- _Provided material_:

§

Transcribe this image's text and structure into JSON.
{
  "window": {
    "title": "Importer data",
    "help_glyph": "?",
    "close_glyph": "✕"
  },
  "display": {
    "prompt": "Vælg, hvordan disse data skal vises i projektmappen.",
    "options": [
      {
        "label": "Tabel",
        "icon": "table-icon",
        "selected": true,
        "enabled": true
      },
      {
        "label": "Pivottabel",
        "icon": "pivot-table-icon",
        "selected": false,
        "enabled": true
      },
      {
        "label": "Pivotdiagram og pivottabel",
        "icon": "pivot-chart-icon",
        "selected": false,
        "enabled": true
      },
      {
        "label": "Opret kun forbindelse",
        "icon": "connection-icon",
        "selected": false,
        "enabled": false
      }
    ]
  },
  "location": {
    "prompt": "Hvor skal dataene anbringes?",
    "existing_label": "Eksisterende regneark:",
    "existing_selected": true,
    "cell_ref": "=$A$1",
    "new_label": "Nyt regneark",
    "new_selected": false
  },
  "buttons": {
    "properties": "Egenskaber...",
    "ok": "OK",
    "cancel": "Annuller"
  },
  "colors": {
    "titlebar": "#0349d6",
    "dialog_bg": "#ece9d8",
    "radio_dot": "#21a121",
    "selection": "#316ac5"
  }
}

§

- _What is expected_: Restate each record word for word.

- _Result of this task_:
Transcribe this image's text and structure into JSON.
{
  "window": {
    "title": "Importer data",
    "help_glyph": "?",
    "close_glyph": "✕"
  },
  "display": {
    "prompt": "Vælg, hvordan disse data skal vises i projektmappen.",
    "options": [
      {
        "label": "Tabel",
        "icon": "table-icon",
        "selected": true,
        "enabled": true
      },
      {
        "label": "Pivottabel",
        "icon": "pivot-table-icon",
        "selected": false,
        "enabled": true
      },
      {
        "label": "Pivotdiagram og pivottabel",
        "icon": "pivot-chart-icon",
        "selected": false,
        "enabled": true
      },
      {
        "label": "Opret kun forbindelse",
        "icon": "connection-icon",
        "selected": false,
        "enabled": false
      }
    ]
  },
  "location": {
    "prompt": "Hvor skal dataene anbringes?",
    "existing_label": "Eksisterende regneark:",
    "existing_selected": true,
    "cell_ref": "=$A$1",
    "new_label": "Nyt regneark",
    "new_selected": false
  },
  "buttons": {
    "properties": "Egenskaber...",
    "ok": "OK",
    "cancel": "Annuller"
  },
  "colors": {
    "titlebar": "#0349d6",
    "dialog_bg": "#ece9d8",
    "radio_dot": "#21a121",
    "selection": "#316ac5"
  }
}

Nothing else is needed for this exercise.